Task goal
Identify each line below containing the string "digital" and copy it.

Stored records
** Start **

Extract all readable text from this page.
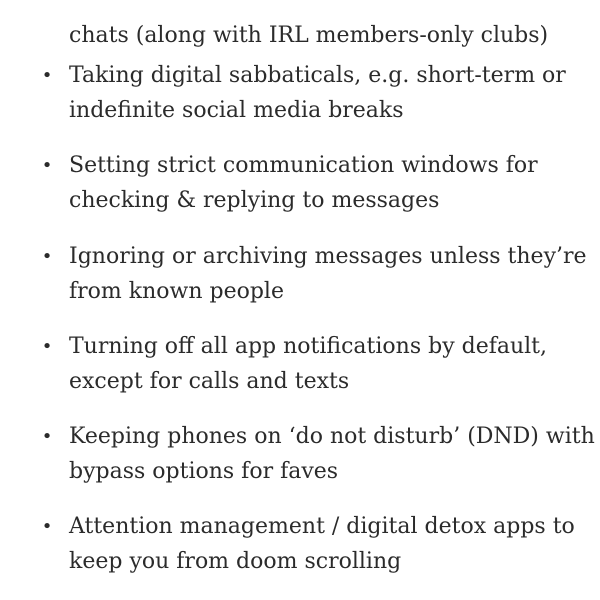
chats (along with IRL members-only clubs)
• Taking digital sabbaticals, e.g. short-term or
indefinite social media breaks
• Setting strict communication windows for
checking & replying to messages
• Ignoring or archiving messages unless they’re
from known people
• Turning off all app notifications by default,
except for calls and texts
• Keeping phones on ‘do not disturb’ (DND) with
bypass options for faves
• Attention management / digital detox apps to
keep you from doom scrolling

** End **

Exercise answer
• Taking digital sabbaticals, e.g. short-term or
• Attention management / digital detox apps to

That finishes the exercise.